▸ Goal: Print the data that follows exactly.

====== Records for processing

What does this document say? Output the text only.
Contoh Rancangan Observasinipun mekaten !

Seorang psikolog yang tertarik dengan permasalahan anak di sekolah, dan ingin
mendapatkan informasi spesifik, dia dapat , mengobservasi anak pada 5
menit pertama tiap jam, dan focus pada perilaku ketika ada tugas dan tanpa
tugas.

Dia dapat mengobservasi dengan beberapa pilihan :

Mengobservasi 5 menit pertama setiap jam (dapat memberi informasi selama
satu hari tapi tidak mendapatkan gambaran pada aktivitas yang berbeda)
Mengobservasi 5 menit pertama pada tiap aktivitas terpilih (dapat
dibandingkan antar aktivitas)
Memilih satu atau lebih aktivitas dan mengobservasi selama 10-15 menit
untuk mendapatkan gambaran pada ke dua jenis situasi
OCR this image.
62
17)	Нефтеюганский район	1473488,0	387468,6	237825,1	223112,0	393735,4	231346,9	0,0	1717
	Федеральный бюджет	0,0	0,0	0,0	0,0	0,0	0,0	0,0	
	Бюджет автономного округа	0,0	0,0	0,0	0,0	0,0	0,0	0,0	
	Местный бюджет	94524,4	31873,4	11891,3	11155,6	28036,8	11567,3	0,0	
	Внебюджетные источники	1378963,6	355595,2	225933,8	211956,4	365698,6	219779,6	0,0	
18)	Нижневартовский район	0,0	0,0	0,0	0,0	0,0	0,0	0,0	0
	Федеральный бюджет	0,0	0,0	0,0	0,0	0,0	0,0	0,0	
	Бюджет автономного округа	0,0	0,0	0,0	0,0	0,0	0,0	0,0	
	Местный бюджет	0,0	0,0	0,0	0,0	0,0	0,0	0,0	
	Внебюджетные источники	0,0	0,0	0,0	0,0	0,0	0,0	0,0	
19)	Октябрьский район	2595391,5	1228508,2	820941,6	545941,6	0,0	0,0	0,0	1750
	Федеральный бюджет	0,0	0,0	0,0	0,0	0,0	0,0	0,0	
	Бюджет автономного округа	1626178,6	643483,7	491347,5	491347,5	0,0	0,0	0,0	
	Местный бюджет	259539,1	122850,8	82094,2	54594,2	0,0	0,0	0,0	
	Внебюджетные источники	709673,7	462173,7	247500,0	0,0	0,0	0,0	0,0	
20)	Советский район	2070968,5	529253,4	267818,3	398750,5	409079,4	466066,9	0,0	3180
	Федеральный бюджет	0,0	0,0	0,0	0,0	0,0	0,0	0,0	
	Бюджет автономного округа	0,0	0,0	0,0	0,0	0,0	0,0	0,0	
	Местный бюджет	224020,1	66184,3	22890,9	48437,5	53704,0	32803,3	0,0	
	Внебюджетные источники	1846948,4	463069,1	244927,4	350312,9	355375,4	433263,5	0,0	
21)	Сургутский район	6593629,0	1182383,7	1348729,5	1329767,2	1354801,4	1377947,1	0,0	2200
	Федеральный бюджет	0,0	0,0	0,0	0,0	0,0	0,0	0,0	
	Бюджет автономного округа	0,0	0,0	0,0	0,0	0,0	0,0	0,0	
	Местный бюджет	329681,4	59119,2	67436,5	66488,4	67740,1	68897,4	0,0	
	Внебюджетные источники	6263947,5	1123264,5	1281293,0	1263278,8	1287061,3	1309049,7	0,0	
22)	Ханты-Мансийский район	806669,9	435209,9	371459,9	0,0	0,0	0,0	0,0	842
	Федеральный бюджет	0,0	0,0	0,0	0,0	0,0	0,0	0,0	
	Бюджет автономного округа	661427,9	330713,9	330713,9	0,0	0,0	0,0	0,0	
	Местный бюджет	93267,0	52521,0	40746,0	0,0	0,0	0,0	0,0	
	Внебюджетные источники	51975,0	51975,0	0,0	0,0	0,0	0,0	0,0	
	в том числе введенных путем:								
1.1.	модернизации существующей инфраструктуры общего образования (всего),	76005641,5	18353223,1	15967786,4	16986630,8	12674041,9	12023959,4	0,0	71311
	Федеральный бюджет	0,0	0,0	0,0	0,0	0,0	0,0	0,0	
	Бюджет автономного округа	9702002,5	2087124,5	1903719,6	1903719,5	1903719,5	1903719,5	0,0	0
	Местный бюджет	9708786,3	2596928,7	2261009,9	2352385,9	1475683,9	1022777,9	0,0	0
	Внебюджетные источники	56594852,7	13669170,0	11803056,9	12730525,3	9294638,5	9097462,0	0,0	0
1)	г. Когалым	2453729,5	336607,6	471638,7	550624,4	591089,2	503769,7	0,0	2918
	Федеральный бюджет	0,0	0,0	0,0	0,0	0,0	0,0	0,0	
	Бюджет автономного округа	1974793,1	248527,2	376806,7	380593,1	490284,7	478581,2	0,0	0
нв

============

▸ Exercise result:
What does this document say? Output the text only.
Contoh Rancangan Observasinipun mekaten !

Seorang psikolog yang tertarik dengan permasalahan anak di sekolah, dan ingin
mendapatkan informasi spesifik, dia dapat , mengobservasi anak pada 5
menit pertama tiap jam, dan focus pada perilaku ketika ada tugas dan tanpa
tugas.

Dia dapat mengobservasi dengan beberapa pilihan :

Mengobservasi 5 menit pertama setiap jam (dapat memberi informasi selama
satu hari tapi tidak mendapatkan gambaran pada aktivitas yang berbeda)
Mengobservasi 5 menit pertama pada tiap aktivitas terpilih (dapat
dibandingkan antar aktivitas)
Memilih satu atau lebih aktivitas dan mengobservasi selama 10-15 menit
untuk mendapatkan gambaran pada ke dua jenis situasi
OCR this image.
62
17)	Нефтеюганский район	1473488,0	387468,6	237825,1	223112,0	393735,4	231346,9	0,0	1717
	Федеральный бюджет	0,0	0,0	0,0	0,0	0,0	0,0	0,0	
	Бюджет автономного округа	0,0	0,0	0,0	0,0	0,0	0,0	0,0	
	Местный бюджет	94524,4	31873,4	11891,3	11155,6	28036,8	11567,3	0,0	
	Внебюджетные источники	1378963,6	355595,2	225933,8	211956,4	365698,6	219779,6	0,0	
18)	Нижневартовский район	0,0	0,0	0,0	0,0	0,0	0,0	0,0	0
	Федеральный бюджет	0,0	0,0	0,0	0,0	0,0	0,0	0,0	
	Бюджет автономного округа	0,0	0,0	0,0	0,0	0,0	0,0	0,0	
	Местный бюджет	0,0	0,0	0,0	0,0	0,0	0,0	0,0	
	Внебюджетные источники	0,0	0,0	0,0	0,0	0,0	0,0	0,0	
19)	Октябрьский район	2595391,5	1228508,2	820941,6	545941,6	0,0	0,0	0,0	1750
	Федеральный бюджет	0,0	0,0	0,0	0,0	0,0	0,0	0,0	
	Бюджет автономного округа	1626178,6	643483,7	491347,5	491347,5	0,0	0,0	0,0	
	Местный бюджет	259539,1	122850,8	82094,2	54594,2	0,0	0,0	0,0	
	Внебюджетные источники	709673,7	462173,7	247500,0	0,0	0,0	0,0	0,0	
20)	Советский район	2070968,5	529253,4	267818,3	398750,5	409079,4	466066,9	0,0	3180
	Федеральный бюджет	0,0	0,0	0,0	0,0	0,0	0,0	0,0	
	Бюджет автономного округа	0,0	0,0	0,0	0,0	0,0	0,0	0,0	
	Местный бюджет	224020,1	66184,3	22890,9	48437,5	53704,0	32803,3	0,0	
	Внебюджетные источники	1846948,4	463069,1	244927,4	350312,9	355375,4	433263,5	0,0	
21)	Сургутский район	6593629,0	1182383,7	1348729,5	1329767,2	1354801,4	1377947,1	0,0	2200
	Федеральный бюджет	0,0	0,0	0,0	0,0	0,0	0,0	0,0	
	Бюджет автономного округа	0,0	0,0	0,0	0,0	0,0	0,0	0,0	
	Местный бюджет	329681,4	59119,2	67436,5	66488,4	67740,1	68897,4	0,0	
	Внебюджетные источники	6263947,5	1123264,5	1281293,0	1263278,8	1287061,3	1309049,7	0,0	
22)	Ханты-Мансийский район	806669,9	435209,9	371459,9	0,0	0,0	0,0	0,0	842
	Федеральный бюджет	0,0	0,0	0,0	0,0	0,0	0,0	0,0	
	Бюджет автономного округа	661427,9	330713,9	330713,9	0,0	0,0	0,0	0,0	
	Местный бюджет	93267,0	52521,0	40746,0	0,0	0,0	0,0	0,0	
	Внебюджетные источники	51975,0	51975,0	0,0	0,0	0,0	0,0	0,0	
	в том числе введенных путем:								
1.1.	модернизации существующей инфраструктуры общего образования (всего),	76005641,5	18353223,1	15967786,4	16986630,8	12674041,9	12023959,4	0,0	71311
	Федеральный бюджет	0,0	0,0	0,0	0,0	0,0	0,0	0,0	
	Бюджет автономного округа	9702002,5	2087124,5	1903719,6	1903719,5	1903719,5	1903719,5	0,0	0
	Местный бюджет	9708786,3	2596928,7	2261009,9	2352385,9	1475683,9	1022777,9	0,0	0
	Внебюджетные источники	56594852,7	13669170,0	11803056,9	12730525,3	9294638,5	9097462,0	0,0	0
1)	г. Когалым	2453729,5	336607,6	471638,7	550624,4	591089,2	503769,7	0,0	2918
	Федеральный бюджет	0,0	0,0	0,0	0,0	0,0	0,0	0,0	
	Бюджет автономного округа	1974793,1	248527,2	376806,7	380593,1	490284,7	478581,2	0,0	0
нв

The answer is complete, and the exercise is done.